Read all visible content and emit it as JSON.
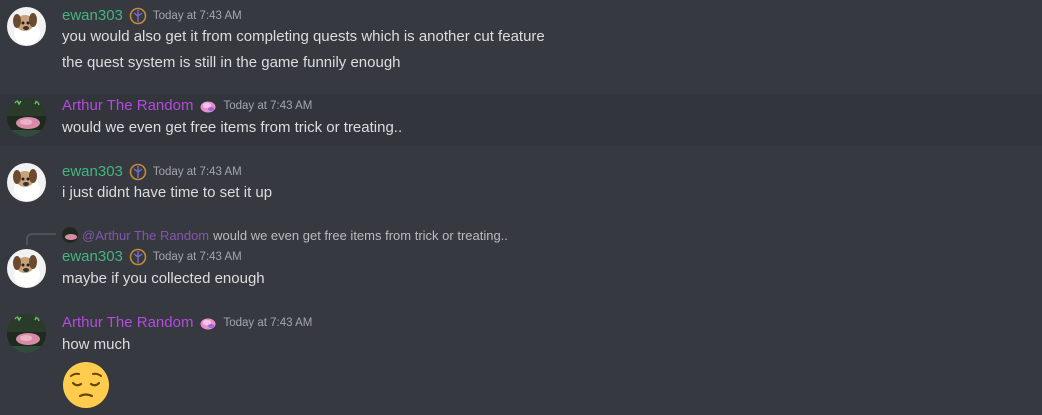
{
  "colors": {
    "background": "#36393f",
    "username_green": "#43b581",
    "username_purple": "#b44ade",
    "text": "#dcddde",
    "timestamp": "#a3a6aa"
  },
  "messages": [
    {
      "author": "ewan303",
      "badge": "ornate-badge-icon",
      "timestamp": "Today at 7:43 AM",
      "lines": [
        "you would also get it from completing quests which is another cut feature",
        "the quest system is still in the game funnily enough"
      ]
    },
    {
      "author": "Arthur The Random",
      "badge": "shell-badge-icon",
      "timestamp": "Today at 7:43 AM",
      "lines": [
        "would we even get free items from trick or treating.."
      ]
    },
    {
      "author": "ewan303",
      "badge": "ornate-badge-icon",
      "timestamp": "Today at 7:43 AM",
      "lines": [
        "i just didnt have time to set it up"
      ]
    },
    {
      "reply": {
        "mention": "@Arthur The Random",
        "text": "would we even get free items from trick or treating.."
      },
      "author": "ewan303",
      "badge": "ornate-badge-icon",
      "timestamp": "Today at 7:43 AM",
      "lines": [
        "maybe if you collected enough"
      ]
    },
    {
      "author": "Arthur The Random",
      "badge": "shell-badge-icon",
      "timestamp": "Today at 7:43 AM",
      "lines": [
        "how much"
      ],
      "emoji": "pensive-face-emoji"
    }
  ]
}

•••

Retype all entries exactly as they appear, dropping the images.

Read all visible content and emit it as JSON.
{
  "colors": {
    "background": "#36393f",
    "username_green": "#43b581",
    "username_purple": "#b44ade",
    "text": "#dcddde",
    "timestamp": "#a3a6aa"
  },
  "messages": [
    {
      "author": "ewan303",
      "badge": "ornate-badge-icon",
      "timestamp": "Today at 7:43 AM",
      "lines": [
        "you would also get it from completing quests which is another cut feature",
        "the quest system is still in the game funnily enough"
      ]
    },
    {
      "author": "Arthur The Random",
      "badge": "shell-badge-icon",
      "timestamp": "Today at 7:43 AM",
      "lines": [
        "would we even get free items from trick or treating.."
      ]
    },
    {
      "author": "ewan303",
      "badge": "ornate-badge-icon",
      "timestamp": "Today at 7:43 AM",
      "lines": [
        "i just didnt have time to set it up"
      ]
    },
    {
      "reply": {
        "mention": "@Arthur The Random",
        "text": "would we even get free items from trick or treating.."
      },
      "author": "ewan303",
      "badge": "ornate-badge-icon",
      "timestamp": "Today at 7:43 AM",
      "lines": [
        "maybe if you collected enough"
      ]
    },
    {
      "author": "Arthur The Random",
      "badge": "shell-badge-icon",
      "timestamp": "Today at 7:43 AM",
      "lines": [
        "how much"
      ],
      "emoji": "pensive-face-emoji"
    }
  ]
}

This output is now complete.